Objective:
The records below are made of lines; count those holding the word "morningscore" and give the number only.

(Stored data entries)
—————

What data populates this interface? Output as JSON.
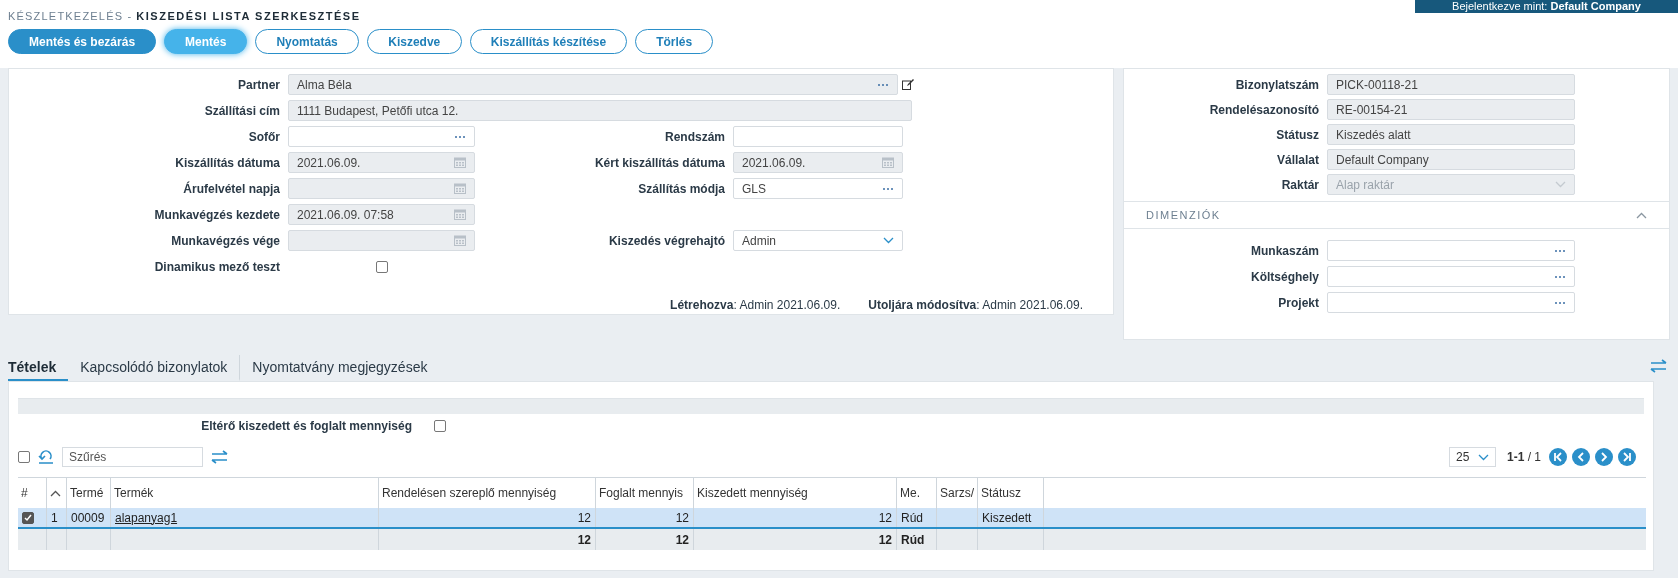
{
  "breadcrumb": {
    "section": "KÉSZLETKEZELÉS -",
    "title": "KISZEDÉSI LISTA SZERKESZTÉSE"
  },
  "user_badge": "Bejelentkezve mint: **Default Company**",
  "buttons": [
    {
      "label": "Mentés és bezárás",
      "kind": "primary"
    },
    {
      "label": "Mentés",
      "kind": "secondary"
    },
    {
      "label": "Nyomtatás",
      "kind": "outline"
    },
    {
      "label": "Kiszedve",
      "kind": "outline"
    },
    {
      "label": "Kiszállítás készítése",
      "kind": "outline"
    },
    {
      "label": "Törlés",
      "kind": "outline"
    }
  ],
  "form": {
    "wide_fields": [
      {
        "label": "Partner",
        "value": "Alma Béla",
        "kind": "lookup",
        "disabled": true,
        "editable": true
      },
      {
        "label": "Szállítási cím",
        "value": "1111 Budapest, Petőfi utca 12.",
        "kind": "text",
        "disabled": true,
        "editable": false
      }
    ],
    "rows": [
      {
        "left": {
          "label": "Sofőr",
          "kind": "lookup",
          "disabled": false
        },
        "right": {
          "label": "Rendszám",
          "kind": "text",
          "disabled": false
        }
      },
      {
        "left": {
          "label": "Kiszállítás dátuma",
          "value": "2021.06.09.",
          "kind": "date",
          "disabled": true
        },
        "right": {
          "label": "Kért kiszállítás dátuma",
          "value": "2021.06.09.",
          "kind": "date",
          "disabled": true
        }
      },
      {
        "left": {
          "label": "Árufelvétel napja",
          "kind": "date",
          "disabled": true
        },
        "right": {
          "label": "Szállítás módja",
          "value": "GLS",
          "kind": "lookup",
          "disabled": false
        }
      },
      {
        "left": {
          "label": "Munkavégzés kezdete",
          "value": "2021.06.09. 07:58",
          "kind": "date",
          "disabled": true
        },
        "right": null
      },
      {
        "left": {
          "label": "Munkavégzés vége",
          "kind": "date",
          "disabled": true
        },
        "right": {
          "label": "Kiszedés végrehajtó",
          "value": "Admin",
          "kind": "select",
          "disabled": false
        }
      },
      {
        "left": {
          "label": "Dinamikus mező teszt",
          "kind": "checkbox",
          "checked": false
        },
        "right": null
      }
    ],
    "footer": [
      "**Létrehozva**: Admin 2021.06.09.",
      "**Utoljára módosítva**: Admin 2021.06.09."
    ]
  },
  "side": {
    "fields": [
      {
        "label": "Bizonylatszám",
        "value": "PICK-00118-21",
        "kind": "text",
        "disabled": true
      },
      {
        "label": "Rendelésazonosító",
        "value": "RE-00154-21",
        "kind": "text",
        "disabled": true
      },
      {
        "label": "Státusz",
        "value": "Kiszedés alatt",
        "kind": "text",
        "disabled": true
      },
      {
        "label": "Vállalat",
        "value": "Default Company",
        "kind": "text",
        "disabled": true
      },
      {
        "label": "Raktár",
        "value": "Alap raktár",
        "kind": "select",
        "disabled": true
      }
    ],
    "section": {
      "title": "DIMENZIÓK",
      "expanded": true,
      "fields": [
        {
          "label": "Munkaszám",
          "kind": "lookup",
          "disabled": false
        },
        {
          "label": "Költséghely",
          "kind": "lookup",
          "disabled": false
        },
        {
          "label": "Projekt",
          "kind": "lookup",
          "disabled": false
        }
      ]
    }
  },
  "tabs": [
    {
      "label": "Tételek",
      "selected": true
    },
    {
      "label": "Kapcsolódó bizonylatok",
      "selected": false
    },
    {
      "label": "Nyomtatvány megjegyzések",
      "selected": false
    }
  ],
  "filter_option": {
    "label": "Eltérő kiszedett és foglalt mennyiség",
    "checked": false
  },
  "toolbar": {
    "select_all": false,
    "search": {
      "placeholder": "Szűrés"
    },
    "page_size": "25",
    "page_info": "**1-1** / 1"
  },
  "table": {
    "columns": [
      {
        "label": "#",
        "kind": "check"
      },
      {
        "kind": "sort"
      },
      {
        "label": "Termé",
        "kind": "text"
      },
      {
        "label": "Termék",
        "kind": "link"
      },
      {
        "label": "Rendelésen szereplő mennyiség",
        "kind": "number"
      },
      {
        "label": "Foglalt mennyis",
        "kind": "number"
      },
      {
        "label": "Kiszedett mennyiség",
        "kind": "number"
      },
      {
        "label": "Me.",
        "kind": "text"
      },
      {
        "label": "Sarzs/",
        "kind": "text"
      },
      {
        "label": "Státusz",
        "kind": "text"
      },
      {
        "kind": "filler"
      }
    ],
    "rows": [
      {
        "selected": true,
        "checked": true,
        "cells": [
          null,
          "1",
          "00009",
          "alapanyag1",
          "12",
          "12",
          "12",
          "Rúd",
          null,
          "Kiszedett",
          null
        ]
      }
    ],
    "totals": {
      "ordered_quantity": "12",
      "reserved_quantity": "12",
      "picked_quantity": "12",
      "unit": "Rúd"
    }
  }
}
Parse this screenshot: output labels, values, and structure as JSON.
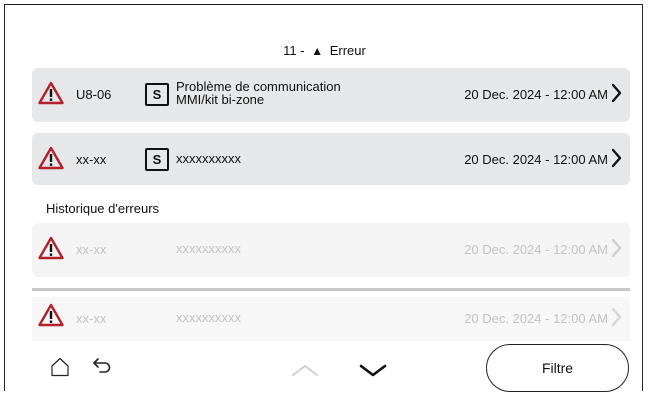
{
  "header": {
    "count": "11 -",
    "title": "Erreur",
    "warn_glyph": "▲"
  },
  "active_errors": [
    {
      "code": "U8-06",
      "badge": "S",
      "description_line1": "Problème de communication",
      "description_line2": "MMI/kit bi-zone",
      "date": "20 Dec. 2024 - 12:00 AM"
    },
    {
      "code": "xx-xx",
      "badge": "S",
      "description_line1": "xxxxxxxxxx",
      "description_line2": "",
      "date": "20 Dec. 2024 - 12:00 AM"
    }
  ],
  "history": {
    "label": "Historique d'erreurs",
    "items": [
      {
        "code": "xx-xx",
        "description": "xxxxxxxxxx",
        "date": "20 Dec. 2024 - 12:00 AM"
      },
      {
        "code": "xx-xx",
        "description": "xxxxxxxxxx",
        "date": "20 Dec. 2024 - 12:00 AM"
      }
    ]
  },
  "bottom_bar": {
    "filter_label": "Filtre",
    "icons": [
      "home-icon",
      "back-icon",
      "chevron-up-icon",
      "chevron-down-icon"
    ]
  },
  "colors": {
    "alert_red": "#b3202a",
    "row_bg": "#e6e7e8",
    "faded_text": "#c3c3c3"
  }
}
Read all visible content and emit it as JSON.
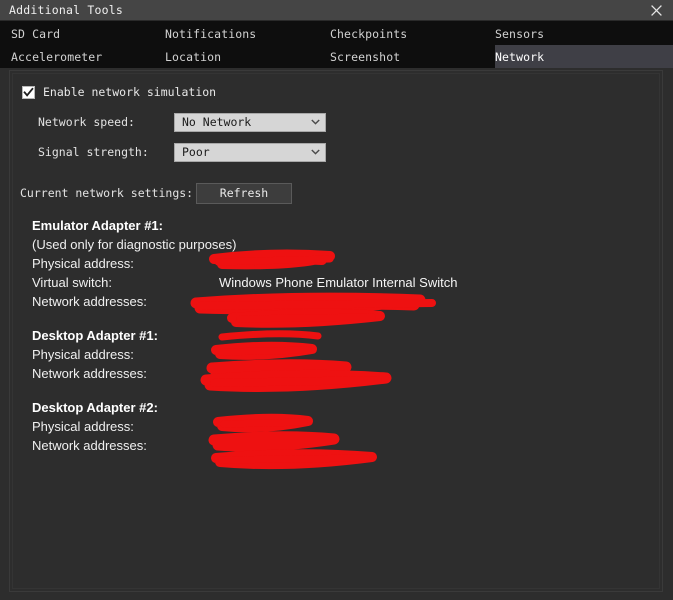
{
  "window": {
    "title": "Additional Tools",
    "close_icon": "close-icon"
  },
  "tabs": {
    "row1": [
      {
        "label": "SD Card",
        "selected": false
      },
      {
        "label": "Notifications",
        "selected": false
      },
      {
        "label": "Checkpoints",
        "selected": false
      },
      {
        "label": "Sensors",
        "selected": false
      }
    ],
    "row2": [
      {
        "label": "Accelerometer",
        "selected": false
      },
      {
        "label": "Location",
        "selected": false
      },
      {
        "label": "Screenshot",
        "selected": false
      },
      {
        "label": "Network",
        "selected": true
      }
    ]
  },
  "network": {
    "enable_label": "Enable network simulation",
    "enable_checked": true,
    "speed_label": "Network speed:",
    "speed_value": "No Network",
    "signal_label": "Signal strength:",
    "signal_value": "Poor",
    "settings_label": "Current network settings:",
    "refresh_label": "Refresh",
    "dropdown_icon": "chevron-down-icon",
    "check_icon": "checkmark-icon"
  },
  "report": {
    "adapters": [
      {
        "title": "Emulator Adapter #1:",
        "note": "(Used only for diagnostic purposes)",
        "lines": [
          {
            "key": "Physical address:",
            "value": "",
            "redacted": true
          },
          {
            "key": "Virtual switch:",
            "value": "Windows Phone Emulator Internal Switch",
            "redacted": false
          },
          {
            "key": "Network addresses:",
            "value": "",
            "redacted": true
          }
        ]
      },
      {
        "title": "Desktop Adapter #1:",
        "note": "",
        "lines": [
          {
            "key": "Physical address:",
            "value": "",
            "redacted": true
          },
          {
            "key": "Network addresses:",
            "value": "",
            "redacted": true
          }
        ]
      },
      {
        "title": "Desktop Adapter #2:",
        "note": "",
        "lines": [
          {
            "key": "Physical address:",
            "value": "",
            "redacted": true
          },
          {
            "key": "Network addresses:",
            "value": "",
            "redacted": true
          }
        ]
      }
    ]
  },
  "colors": {
    "window_bg": "#2d2d2d",
    "titlebar_bg": "#454545",
    "tabstrip_bg": "#0e0e0e",
    "tab_selected_bg": "#3f3f46",
    "combo_bg": "#d6d6d6",
    "redaction": "#ee1111",
    "text": "#f0f0f0"
  }
}
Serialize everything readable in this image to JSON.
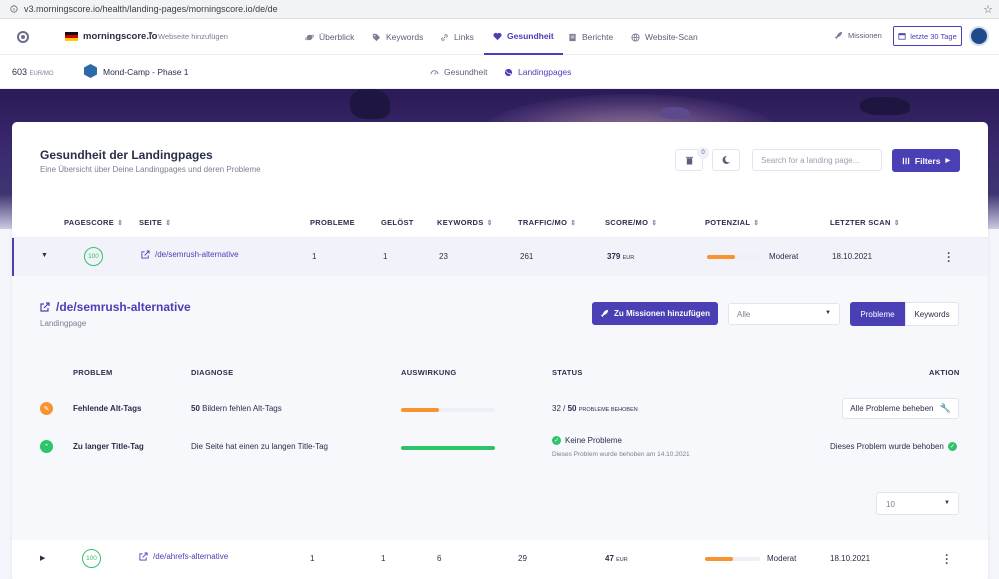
{
  "browser": {
    "url": "v3.morningscore.io/health/landing-pages/morningscore.io/de/de"
  },
  "topnav": {
    "site": "morningscore.io",
    "add_site": "Webseite hinzufügen",
    "items": [
      {
        "label": "Überblick",
        "icon": "planet-icon"
      },
      {
        "label": "Keywords",
        "icon": "tag-icon"
      },
      {
        "label": "Links",
        "icon": "link-icon"
      },
      {
        "label": "Gesundheit",
        "icon": "heart-icon"
      },
      {
        "label": "Berichte",
        "icon": "report-icon"
      },
      {
        "label": "Website-Scan",
        "icon": "globe-icon"
      }
    ],
    "missions": "Missionen",
    "date_range": "letzte 30 Tage"
  },
  "subnav": {
    "value": "603",
    "value_unit": "EUR/MO",
    "project": "Mond-Camp - Phase 1",
    "tabs": [
      {
        "label": "Gesundheit"
      },
      {
        "label": "Landingpages"
      }
    ]
  },
  "card": {
    "title": "Gesundheit der Landingpages",
    "subtitle": "Eine Übersicht über Deine Landingpages und deren Probleme",
    "trash_count": "0",
    "search_placeholder": "Search for a landing page...",
    "filters_label": "Filters"
  },
  "table": {
    "headers": {
      "pagescore": "PAGESCORE",
      "seite": "SEITE",
      "probleme": "PROBLEME",
      "geloest": "GELÖST",
      "keywords": "KEYWORDS",
      "traffic": "TRAFFIC/MO",
      "score": "SCORE/MO",
      "potenzial": "POTENZIAL",
      "scan": "LETZTER SCAN"
    },
    "rows": [
      {
        "pagescore": "100",
        "page": "/de/semrush-alternative",
        "problems": "1",
        "solved": "1",
        "keywords": "23",
        "traffic": "261",
        "score": "379",
        "score_unit": "EUR",
        "potential": "Moderat",
        "potential_fill": 0.5,
        "last_scan": "18.10.2021"
      },
      {
        "pagescore": "100",
        "page": "/de/ahrefs-alternative",
        "problems": "1",
        "solved": "1",
        "keywords": "6",
        "traffic": "29",
        "score": "47",
        "score_unit": "EUR",
        "potential": "Moderat",
        "potential_fill": 0.5,
        "last_scan": "18.10.2021"
      }
    ]
  },
  "detail": {
    "title": "/de/semrush-alternative",
    "subtitle": "Landingpage",
    "mission_button": "Zu Missionen hinzufügen",
    "filter_select": "Alle",
    "toggle_problems": "Probleme",
    "toggle_keywords": "Keywords",
    "headers": {
      "problem": "PROBLEM",
      "diagnose": "DIAGNOSE",
      "impact": "AUSWIRKUNG",
      "status": "STATUS",
      "action": "AKTION"
    },
    "problems": [
      {
        "name": "Fehlende Alt-Tags",
        "diagnose_count": "50",
        "diagnose_text": "Bildern fehlen Alt-Tags",
        "impact_fill": 0.4,
        "impact_color": "#f7942f",
        "status_done": "32",
        "status_sep": "/",
        "status_total": "50",
        "status_suffix": "PROBLEME BEHOBEN",
        "action": "Alle Probleme beheben"
      },
      {
        "name": "Zu langer Title-Tag",
        "diagnose_text": "Die Seite hat einen zu langen Title-Tag",
        "impact_fill": 1.0,
        "impact_color": "#2fc36a",
        "status_title": "Keine Probleme",
        "status_note": "Dieses Problem wurde behoben am 14.10.2021",
        "action": "Dieses Problem wurde behoben"
      }
    ],
    "page_size": "10"
  },
  "colors": {
    "accent": "#4a3fb4",
    "success": "#2fc36a",
    "warning": "#f7942f"
  }
}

—————

Result for this exercise:
2